TASK DETAILS >>
Where a line in the listing contains the string "гуси", copy that line out.

EXTRACTED INFORMATION >>
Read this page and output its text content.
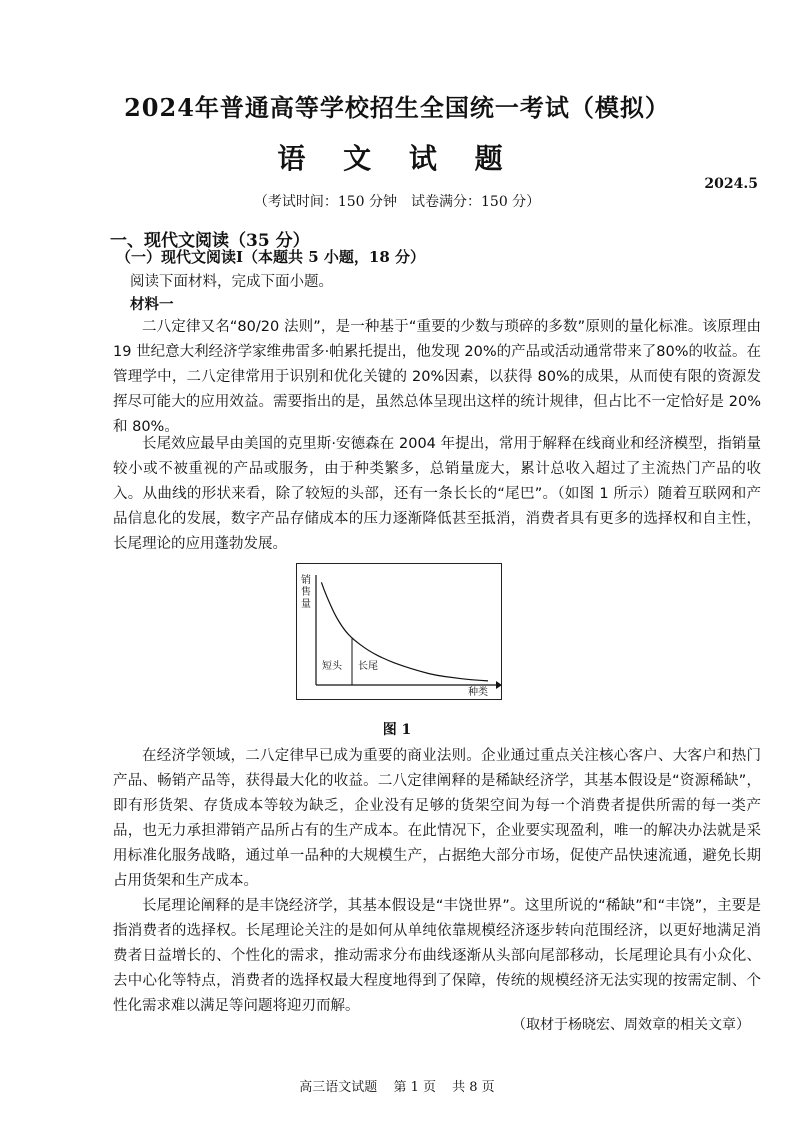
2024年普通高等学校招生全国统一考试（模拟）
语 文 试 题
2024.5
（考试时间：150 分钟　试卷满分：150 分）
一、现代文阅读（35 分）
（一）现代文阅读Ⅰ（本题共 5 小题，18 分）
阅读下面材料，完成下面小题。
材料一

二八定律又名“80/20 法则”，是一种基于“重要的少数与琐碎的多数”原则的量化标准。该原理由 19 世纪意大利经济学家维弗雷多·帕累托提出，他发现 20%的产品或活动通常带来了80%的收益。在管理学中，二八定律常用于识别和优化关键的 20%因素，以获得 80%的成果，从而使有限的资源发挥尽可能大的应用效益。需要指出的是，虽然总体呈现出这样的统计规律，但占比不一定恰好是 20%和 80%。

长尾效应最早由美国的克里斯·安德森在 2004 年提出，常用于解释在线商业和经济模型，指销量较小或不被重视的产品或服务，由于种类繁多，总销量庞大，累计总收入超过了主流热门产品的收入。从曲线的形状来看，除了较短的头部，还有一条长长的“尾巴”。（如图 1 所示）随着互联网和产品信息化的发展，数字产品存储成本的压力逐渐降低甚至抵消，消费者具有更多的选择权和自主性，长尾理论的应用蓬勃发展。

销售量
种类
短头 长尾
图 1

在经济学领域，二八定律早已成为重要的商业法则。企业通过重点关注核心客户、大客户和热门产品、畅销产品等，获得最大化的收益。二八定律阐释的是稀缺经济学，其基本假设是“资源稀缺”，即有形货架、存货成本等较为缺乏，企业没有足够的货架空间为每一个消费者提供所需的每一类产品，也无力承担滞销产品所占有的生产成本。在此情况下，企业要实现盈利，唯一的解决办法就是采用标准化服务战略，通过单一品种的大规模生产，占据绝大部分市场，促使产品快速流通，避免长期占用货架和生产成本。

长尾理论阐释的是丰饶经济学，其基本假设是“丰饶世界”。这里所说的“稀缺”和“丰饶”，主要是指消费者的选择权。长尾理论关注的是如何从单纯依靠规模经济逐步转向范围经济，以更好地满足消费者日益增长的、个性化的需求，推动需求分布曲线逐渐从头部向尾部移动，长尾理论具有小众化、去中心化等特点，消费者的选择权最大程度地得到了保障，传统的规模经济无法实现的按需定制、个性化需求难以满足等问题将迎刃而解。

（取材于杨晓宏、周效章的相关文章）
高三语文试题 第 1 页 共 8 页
--
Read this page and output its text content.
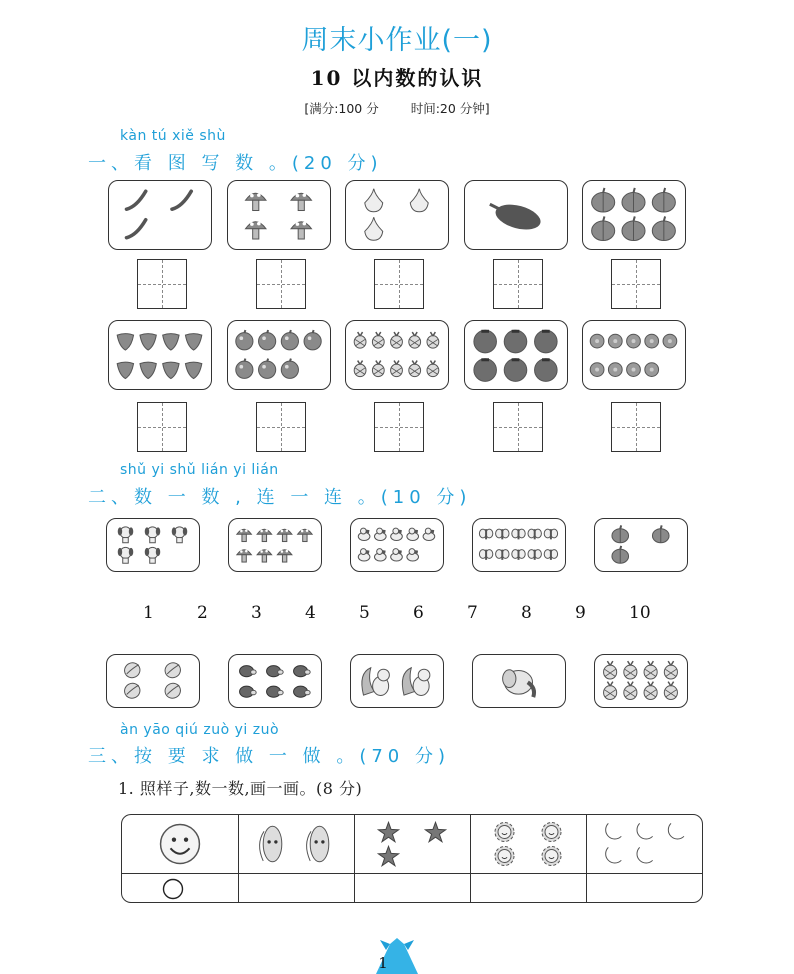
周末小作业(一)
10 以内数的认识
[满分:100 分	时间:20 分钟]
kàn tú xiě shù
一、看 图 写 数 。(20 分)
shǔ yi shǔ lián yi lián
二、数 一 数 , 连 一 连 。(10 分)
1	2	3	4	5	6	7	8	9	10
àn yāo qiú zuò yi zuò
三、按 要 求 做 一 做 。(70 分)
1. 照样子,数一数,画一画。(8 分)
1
---
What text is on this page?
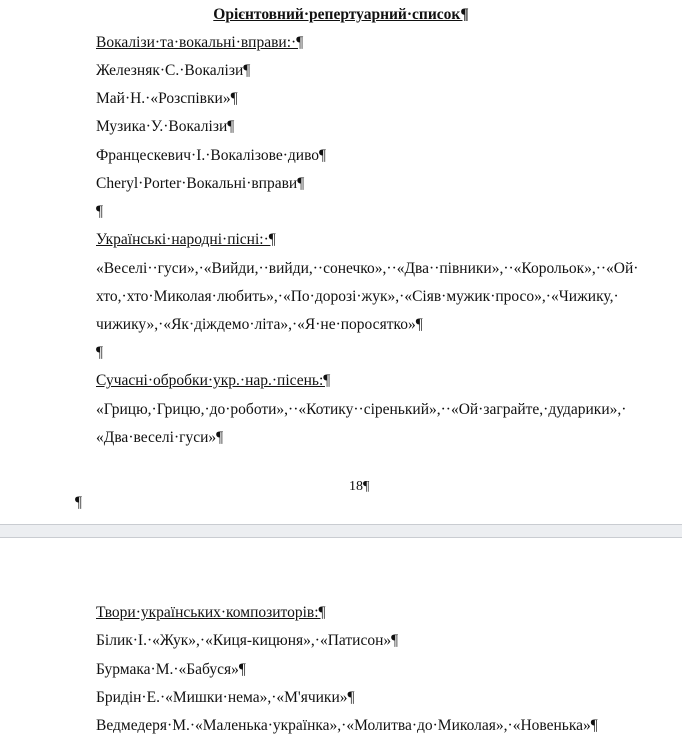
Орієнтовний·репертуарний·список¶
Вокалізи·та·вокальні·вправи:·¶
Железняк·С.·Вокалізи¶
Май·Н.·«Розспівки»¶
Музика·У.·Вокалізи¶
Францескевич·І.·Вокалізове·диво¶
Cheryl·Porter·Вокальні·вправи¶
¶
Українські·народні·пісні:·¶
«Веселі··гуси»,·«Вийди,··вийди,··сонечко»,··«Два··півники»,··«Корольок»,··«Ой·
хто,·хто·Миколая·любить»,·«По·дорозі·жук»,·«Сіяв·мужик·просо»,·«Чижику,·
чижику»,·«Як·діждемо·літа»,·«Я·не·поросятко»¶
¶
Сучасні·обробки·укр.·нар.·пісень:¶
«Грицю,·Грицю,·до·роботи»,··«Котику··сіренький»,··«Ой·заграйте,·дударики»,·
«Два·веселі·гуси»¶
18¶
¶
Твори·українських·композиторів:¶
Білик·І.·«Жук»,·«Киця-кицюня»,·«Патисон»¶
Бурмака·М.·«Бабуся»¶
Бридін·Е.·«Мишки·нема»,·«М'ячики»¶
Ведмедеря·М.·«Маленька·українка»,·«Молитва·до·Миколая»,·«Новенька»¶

PROBLEM SOLUTION >>
«Веселі··гуси»,·«Вийди,··вийди,··сонечко»,··«Два··півники»,··«Корольок»,··«Ой·
«Два·веселі·гуси»¶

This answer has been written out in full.